■ TO BE DONE
Would you quote every entry exactly, dropping only the pictures?

[BEGIN]

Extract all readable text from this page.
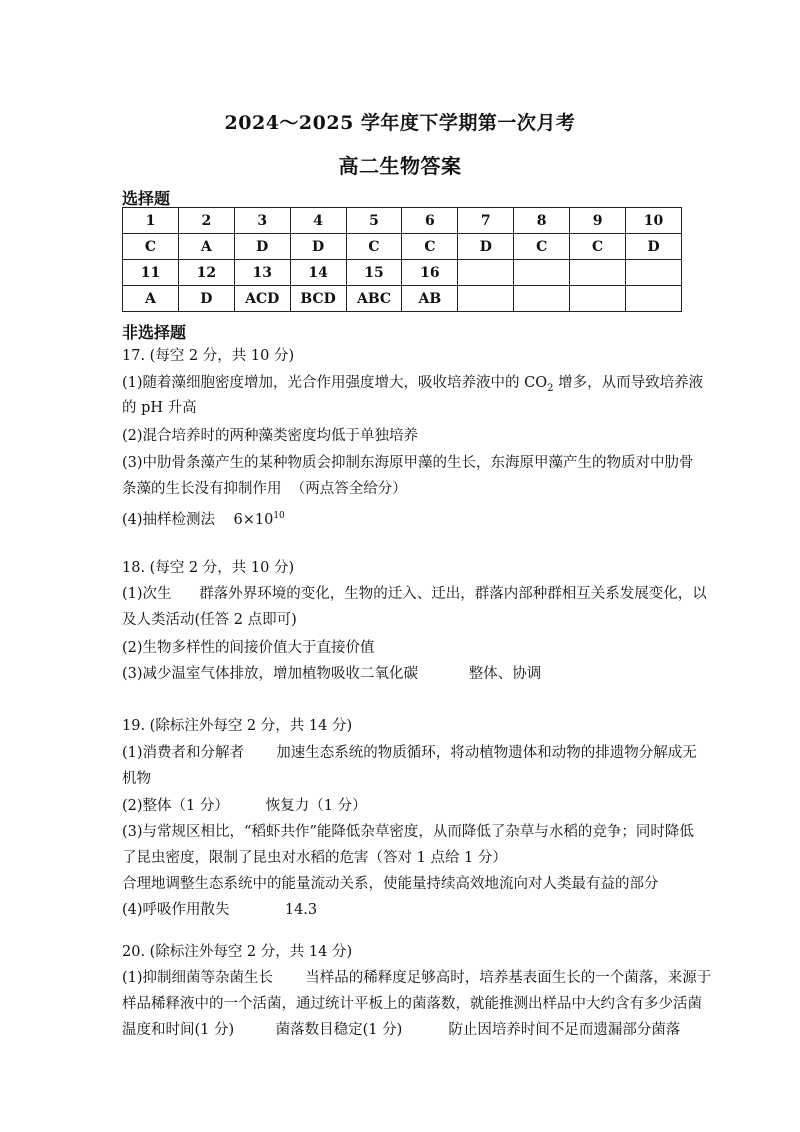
2024～2025 学年度下学期第一次月考
高二生物答案
选择题
1	2	3	4	5	6	7	8	9	10
C	A	D	D	C	C	D	C	C	D
11	12	13	14	15	16				
A	D	ACD	BCD	ABC	AB				
非选择题
17. (每空 2 分，共 10 分)
(1)随着藻细胞密度增加，光合作用强度增大，吸收培养液中的 $CO_2$ 增多，从而导致培养液
的 pH 升高
(2)混合培养时的两种藻类密度均低于单独培养
(3)中肋骨条藻产生的某种物质会抑制东海原甲藻的生长，东海原甲藻产生的物质对中肋骨
条藻的生长没有抑制作用  （两点答全给分）
(4)抽样检测法    $6\times 10^{10}$
18. (每空 2 分，共 10 分)
(1)次生      群落外界环境的变化，生物的迁入、迁出，群落内部种群相互关系发展变化，以
及人类活动(任答 2 点即可)
(2)生物多样性的间接价值大于直接价值
(3)减少温室气体排放，增加植物吸收二氧化碳           整体、协调
19. (除标注外每空 2 分，共 14 分)
(1)消费者和分解者       加速生态系统的物质循环，将动植物遗体和动物的排遗物分解成无
机物
(2)整体（1 分）        恢复力（1 分）
(3)与常规区相比，“稻虾共作”能降低杂草密度，从而降低了杂草与水稻的竞争；同时降低
了昆虫密度，限制了昆虫对水稻的危害（答对 1 点给 1 分）
合理地调整生态系统中的能量流动关系，使能量持续高效地流向对人类最有益的部分
(4)呼吸作用散失            14.3
20. (除标注外每空 2 分，共 14 分)
(1)抑制细菌等杂菌生长       当样品的稀释度足够高时，培养基表面生长的一个菌落，来源于
样品稀释液中的一个活菌，通过统计平板上的菌落数，就能推测出样品中大约含有多少活菌
温度和时间(1 分)         菌落数目稳定(1 分)          防止因培养时间不足而遗漏部分菌落
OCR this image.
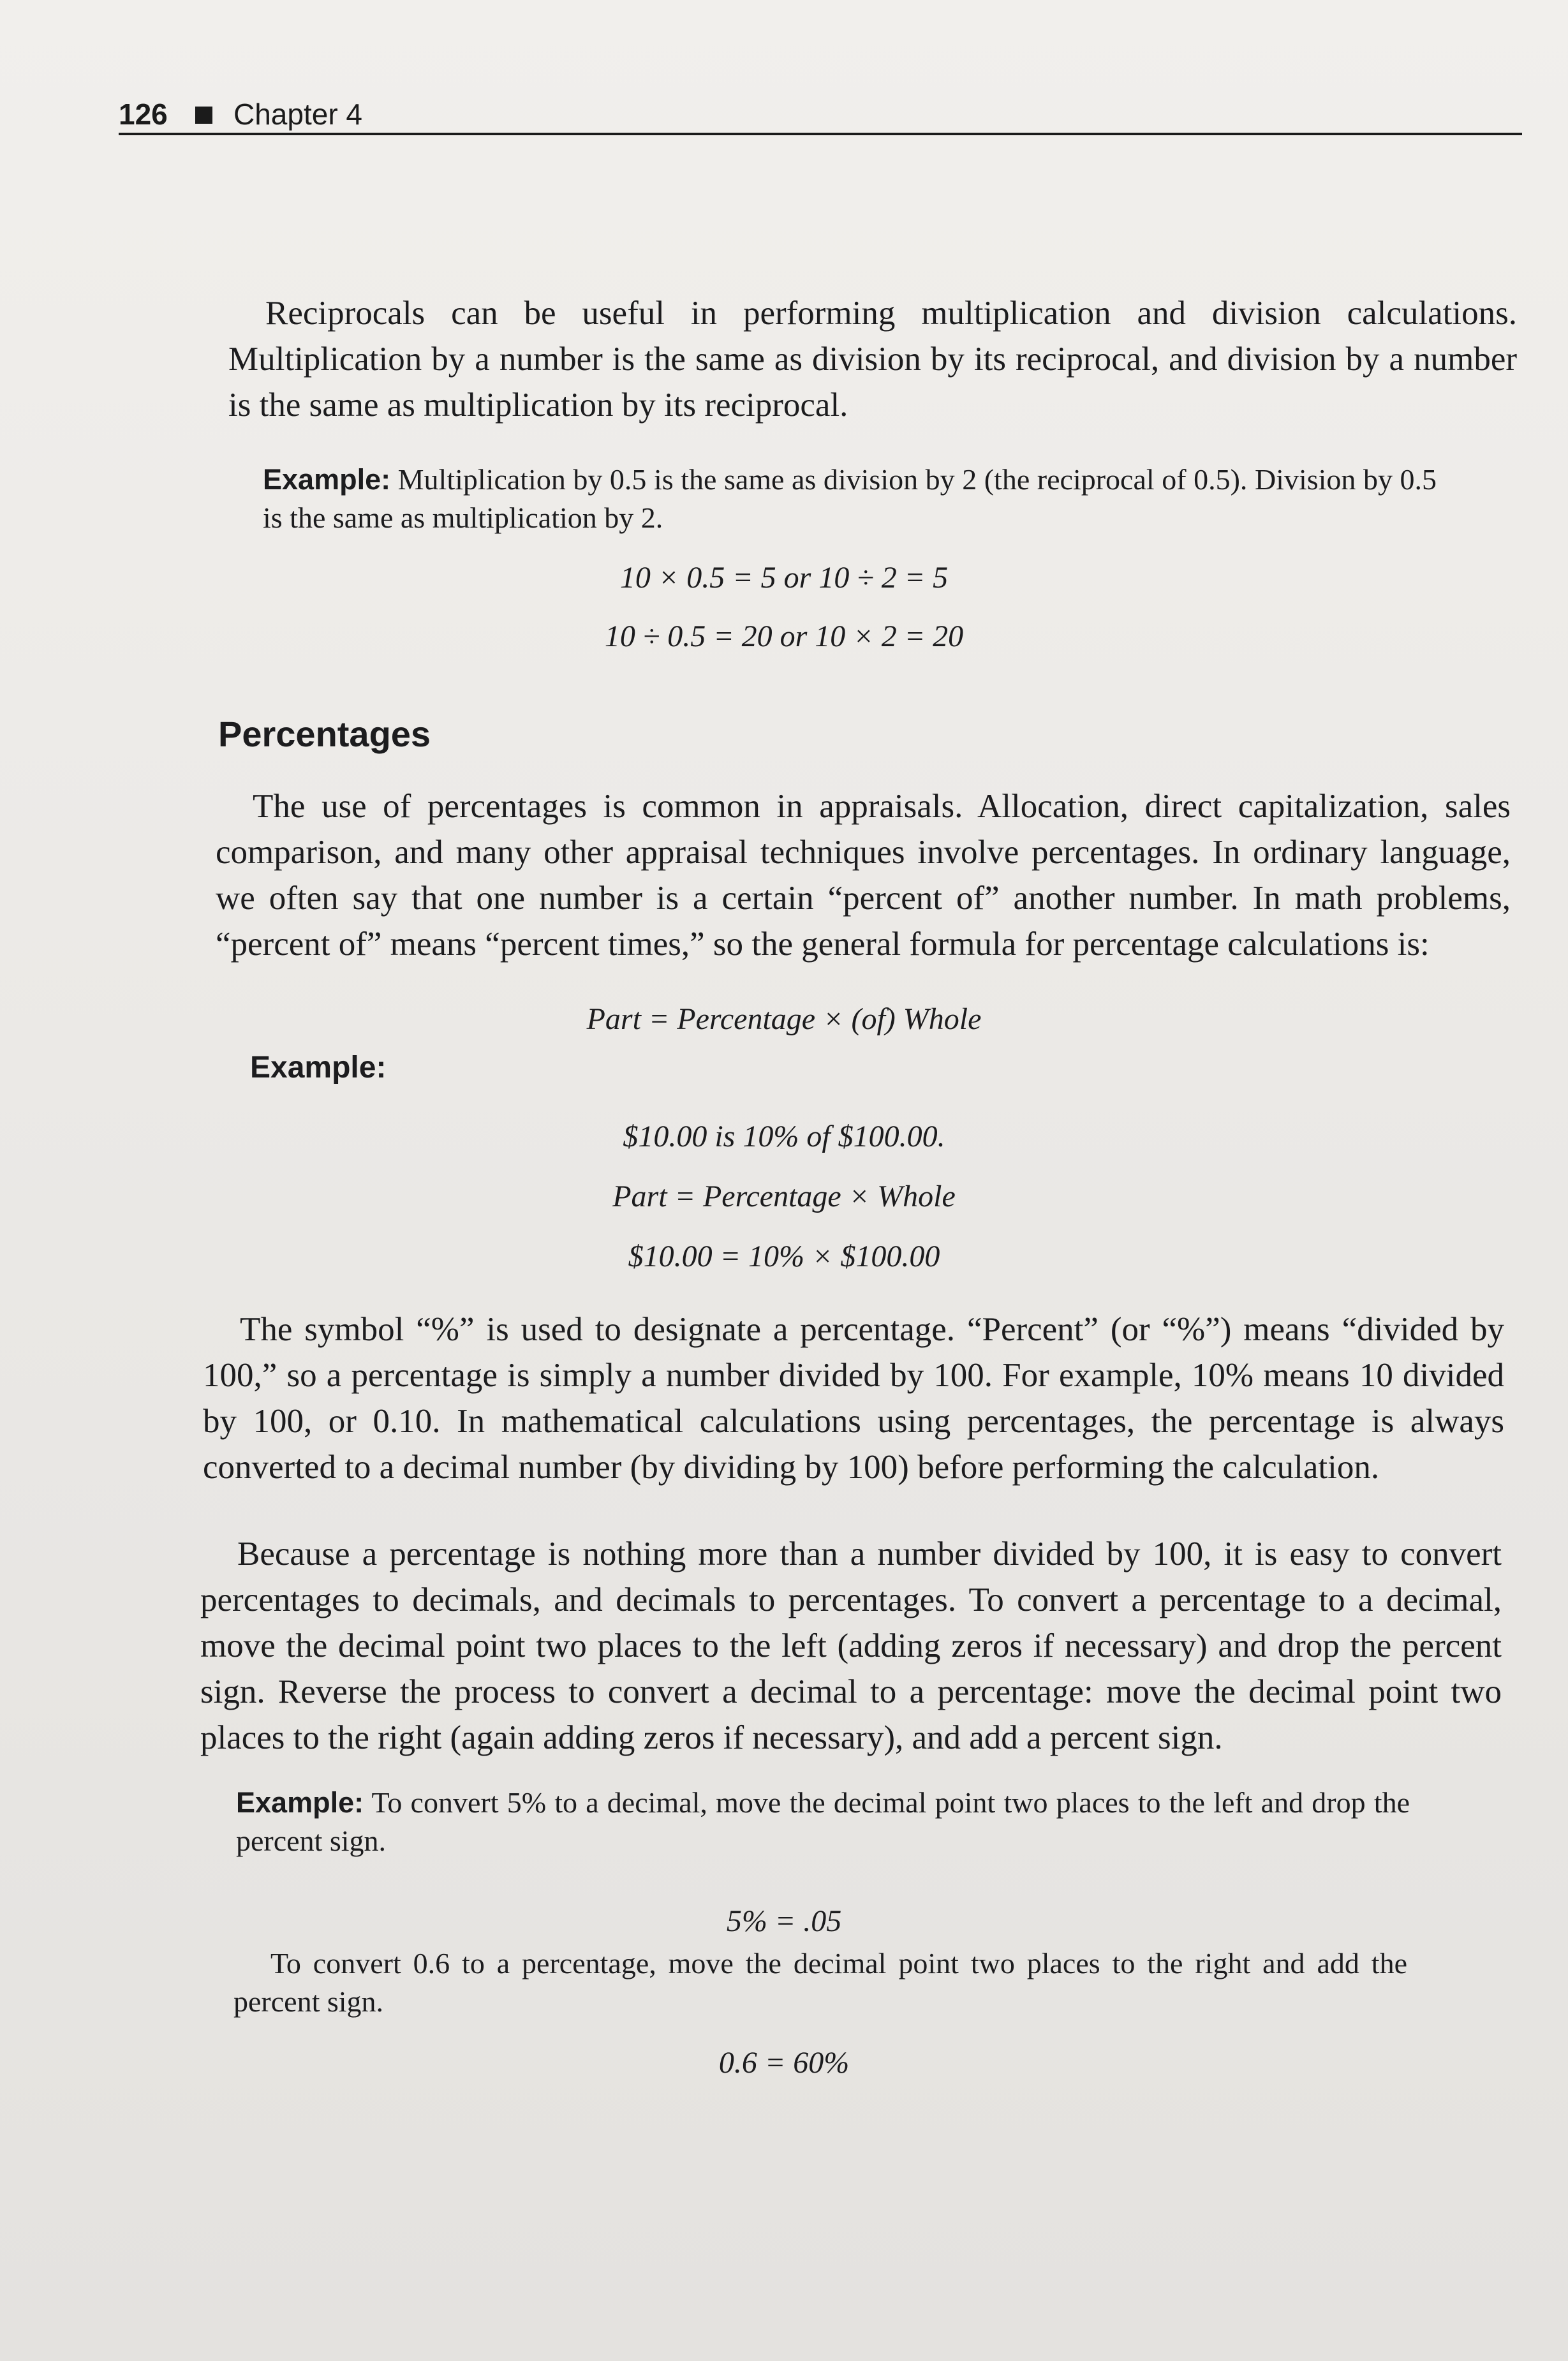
126 Chapter 4

Reciprocals can be useful in performing multiplication and division calculations. Multiplication by a number is the same as division by its reciprocal, and division by a number is the same as multiplication by its reciprocal.

Example: Multiplication by 0.5 is the same as division by 2 (the reciprocal of 0.5). Division by 0.5 is the same as multiplication by 2.

10 × 0.5 = 5 or 10 ÷ 2 = 5
10 ÷ 0.5 = 20 or 10 × 2 = 20
Percentages

The use of percentages is common in appraisals. Allocation, direct capitalization, sales comparison, and many other appraisal techniques involve percentages. In ordinary language, we often say that one number is a certain “percent of” another number. In math problems, “percent of” means “percent times,” so the general formula for percentage calculations is:

Part = Percentage × (of) Whole
Example:
$10.00 is 10% of $100.00.
Part = Percentage × Whole
$10.00 = 10% × $100.00

The symbol “%” is used to designate a percentage. “Percent” (or “%”) means “divided by 100,” so a percentage is simply a number divided by 100. For example, 10% means 10 divided by 100, or 0.10. In mathematical calculations using percentages, the percentage is always converted to a decimal number (by dividing by 100) before performing the calculation.

Because a percentage is nothing more than a number divided by 100, it is easy to convert percentages to decimals, and decimals to percentages. To convert a percentage to a decimal, move the decimal point two places to the left (adding zeros if necessary) and drop the percent sign. Reverse the process to convert a decimal to a percentage: move the decimal point two places to the right (again adding zeros if necessary), and add a percent sign.

Example: To convert 5% to a decimal, move the decimal point two places to the left and drop the percent sign.

5% = .05

To convert 0.6 to a percentage, move the decimal point two places to the right and add the percent sign.

0.6 = 60%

[END]

■ THE RESPONSE
Extract all readable text from this page.
2024～2025 学年度下学期第一次月考
高二生物答案
选择题
1	2	3	4	5	6	7	8	9	10
C	A	D	D	C	C	D	C	C	D
11	12	13	14	15	16				
A	D	ACD	BCD	ABC	AB				
非选择题
17. (每空 2 分，共 10 分)
(1)随着藻细胞密度增加，光合作用强度增大，吸收培养液中的 $CO_2$ 增多，从而导致培养液
的 pH 升高
(2)混合培养时的两种藻类密度均低于单独培养
(3)中肋骨条藻产生的某种物质会抑制东海原甲藻的生长，东海原甲藻产生的物质对中肋骨
条藻的生长没有抑制作用  （两点答全给分）
(4)抽样检测法    $6\times 10^{10}$
18. (每空 2 分，共 10 分)
(1)次生      群落外界环境的变化，生物的迁入、迁出，群落内部种群相互关系发展变化，以
及人类活动(任答 2 点即可)
(2)生物多样性的间接价值大于直接价值
(3)减少温室气体排放，增加植物吸收二氧化碳           整体、协调
19. (除标注外每空 2 分，共 14 分)
(1)消费者和分解者       加速生态系统的物质循环，将动植物遗体和动物的排遗物分解成无
机物
(2)整体（1 分）        恢复力（1 分）
(3)与常规区相比，“稻虾共作”能降低杂草密度，从而降低了杂草与水稻的竞争；同时降低
了昆虫密度，限制了昆虫对水稻的危害（答对 1 点给 1 分）
合理地调整生态系统中的能量流动关系，使能量持续高效地流向对人类最有益的部分
(4)呼吸作用散失            14.3
20. (除标注外每空 2 分，共 14 分)
(1)抑制细菌等杂菌生长       当样品的稀释度足够高时，培养基表面生长的一个菌落，来源于
样品稀释液中的一个活菌，通过统计平板上的菌落数，就能推测出样品中大约含有多少活菌
温度和时间(1 分)         菌落数目稳定(1 分)          防止因培养时间不足而遗漏部分菌落
OCR this image.
126 Chapter 4

Reciprocals can be useful in performing multiplication and division calculations. Multiplication by a number is the same as division by its reciprocal, and division by a number is the same as multiplication by its reciprocal.

Example: Multiplication by 0.5 is the same as division by 2 (the reciprocal of 0.5). Division by 0.5 is the same as multiplication by 2.

10 × 0.5 = 5 or 10 ÷ 2 = 5
10 ÷ 0.5 = 20 or 10 × 2 = 20
Percentages

The use of percentages is common in appraisals. Allocation, direct capitalization, sales comparison, and many other appraisal techniques involve percentages. In ordinary language, we often say that one number is a certain “percent of” another number. In math problems, “percent of” means “percent times,” so the general formula for percentage calculations is:

Part = Percentage × (of) Whole
Example:
$10.00 is 10% of $100.00.
Part = Percentage × Whole
$10.00 = 10% × $100.00

The symbol “%” is used to designate a percentage. “Percent” (or “%”) means “divided by 100,” so a percentage is simply a number divided by 100. For example, 10% means 10 divided by 100, or 0.10. In mathematical calculations using percentages, the percentage is always converted to a decimal number (by dividing by 100) before performing the calculation.

Because a percentage is nothing more than a number divided by 100, it is easy to convert percentages to decimals, and decimals to percentages. To convert a percentage to a decimal, move the decimal point two places to the left (adding zeros if necessary) and drop the percent sign. Reverse the process to convert a decimal to a percentage: move the decimal point two places to the right (again adding zeros if necessary), and add a percent sign.

Example: To convert 5% to a decimal, move the decimal point two places to the left and drop the percent sign.

5% = .05

To convert 0.6 to a percentage, move the decimal point two places to the right and add the percent sign.

0.6 = 60%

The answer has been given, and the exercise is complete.